▸ Data section:
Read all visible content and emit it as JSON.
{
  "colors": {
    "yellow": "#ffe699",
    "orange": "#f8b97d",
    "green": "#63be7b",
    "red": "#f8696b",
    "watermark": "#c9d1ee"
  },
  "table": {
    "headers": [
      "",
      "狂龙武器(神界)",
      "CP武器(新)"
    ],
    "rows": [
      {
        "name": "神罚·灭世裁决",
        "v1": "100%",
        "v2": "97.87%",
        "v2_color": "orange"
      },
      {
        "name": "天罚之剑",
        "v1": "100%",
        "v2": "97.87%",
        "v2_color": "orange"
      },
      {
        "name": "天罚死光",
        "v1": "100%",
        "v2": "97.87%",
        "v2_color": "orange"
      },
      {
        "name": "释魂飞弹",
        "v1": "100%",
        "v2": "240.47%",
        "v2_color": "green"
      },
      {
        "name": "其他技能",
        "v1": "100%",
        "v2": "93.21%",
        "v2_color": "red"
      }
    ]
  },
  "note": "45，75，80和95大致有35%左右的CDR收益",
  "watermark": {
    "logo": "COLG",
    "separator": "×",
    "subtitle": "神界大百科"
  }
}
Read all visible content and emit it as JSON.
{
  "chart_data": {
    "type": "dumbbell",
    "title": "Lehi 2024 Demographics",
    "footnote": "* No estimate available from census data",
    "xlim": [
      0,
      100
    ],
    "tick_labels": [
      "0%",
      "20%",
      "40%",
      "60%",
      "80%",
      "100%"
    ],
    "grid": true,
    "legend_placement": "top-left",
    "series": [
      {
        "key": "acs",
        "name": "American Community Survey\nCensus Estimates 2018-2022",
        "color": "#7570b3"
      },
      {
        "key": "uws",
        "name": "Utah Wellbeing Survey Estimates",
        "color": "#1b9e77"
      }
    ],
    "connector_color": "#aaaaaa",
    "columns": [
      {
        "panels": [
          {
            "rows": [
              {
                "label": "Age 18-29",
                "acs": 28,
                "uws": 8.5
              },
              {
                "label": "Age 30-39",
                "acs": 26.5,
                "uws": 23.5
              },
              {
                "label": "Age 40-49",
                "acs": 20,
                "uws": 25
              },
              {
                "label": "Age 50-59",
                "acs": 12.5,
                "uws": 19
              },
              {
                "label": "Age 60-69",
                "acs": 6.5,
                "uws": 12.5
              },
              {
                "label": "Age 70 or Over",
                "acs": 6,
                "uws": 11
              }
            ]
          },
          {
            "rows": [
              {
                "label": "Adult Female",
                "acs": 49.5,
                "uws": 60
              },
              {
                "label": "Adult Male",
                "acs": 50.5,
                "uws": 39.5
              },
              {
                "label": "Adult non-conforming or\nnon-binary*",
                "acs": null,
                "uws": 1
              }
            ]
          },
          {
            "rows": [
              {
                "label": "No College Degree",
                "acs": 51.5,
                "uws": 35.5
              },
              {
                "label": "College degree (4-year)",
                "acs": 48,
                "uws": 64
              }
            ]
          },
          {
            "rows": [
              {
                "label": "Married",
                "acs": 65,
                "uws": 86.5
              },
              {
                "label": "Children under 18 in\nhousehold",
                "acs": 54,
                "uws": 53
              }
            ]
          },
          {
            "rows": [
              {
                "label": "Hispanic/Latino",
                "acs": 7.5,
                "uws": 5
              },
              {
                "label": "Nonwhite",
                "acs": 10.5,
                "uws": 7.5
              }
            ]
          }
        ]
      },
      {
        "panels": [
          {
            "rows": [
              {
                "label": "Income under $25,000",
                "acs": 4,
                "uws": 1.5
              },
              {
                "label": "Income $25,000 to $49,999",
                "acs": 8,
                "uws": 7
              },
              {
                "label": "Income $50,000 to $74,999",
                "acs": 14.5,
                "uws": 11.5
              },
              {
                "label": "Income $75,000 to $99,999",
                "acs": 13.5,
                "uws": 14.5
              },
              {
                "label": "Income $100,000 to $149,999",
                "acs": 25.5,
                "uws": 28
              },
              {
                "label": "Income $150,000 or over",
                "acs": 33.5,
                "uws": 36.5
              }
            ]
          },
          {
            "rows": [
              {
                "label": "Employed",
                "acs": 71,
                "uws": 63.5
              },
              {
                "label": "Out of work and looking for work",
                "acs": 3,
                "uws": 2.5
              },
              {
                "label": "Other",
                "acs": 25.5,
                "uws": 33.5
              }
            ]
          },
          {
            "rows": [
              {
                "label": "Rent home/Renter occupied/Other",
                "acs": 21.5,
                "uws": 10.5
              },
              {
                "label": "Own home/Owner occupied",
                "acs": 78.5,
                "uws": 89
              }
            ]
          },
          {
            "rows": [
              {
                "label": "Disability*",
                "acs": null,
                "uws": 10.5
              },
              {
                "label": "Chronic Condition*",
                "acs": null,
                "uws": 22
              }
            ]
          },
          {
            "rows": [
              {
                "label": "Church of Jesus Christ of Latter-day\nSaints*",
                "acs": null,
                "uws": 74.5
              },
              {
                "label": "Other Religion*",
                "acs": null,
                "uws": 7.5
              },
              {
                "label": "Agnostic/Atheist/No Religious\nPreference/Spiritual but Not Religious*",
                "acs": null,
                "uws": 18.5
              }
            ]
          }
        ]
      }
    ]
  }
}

▸ Short exercise:
Check each line of the entries for the string "Other". Copy the lines that have it.

▸ Task answer:
                "label": "Other",
                "label": "Rent home/Renter occupied/Other",
                "label": "Other Religion*",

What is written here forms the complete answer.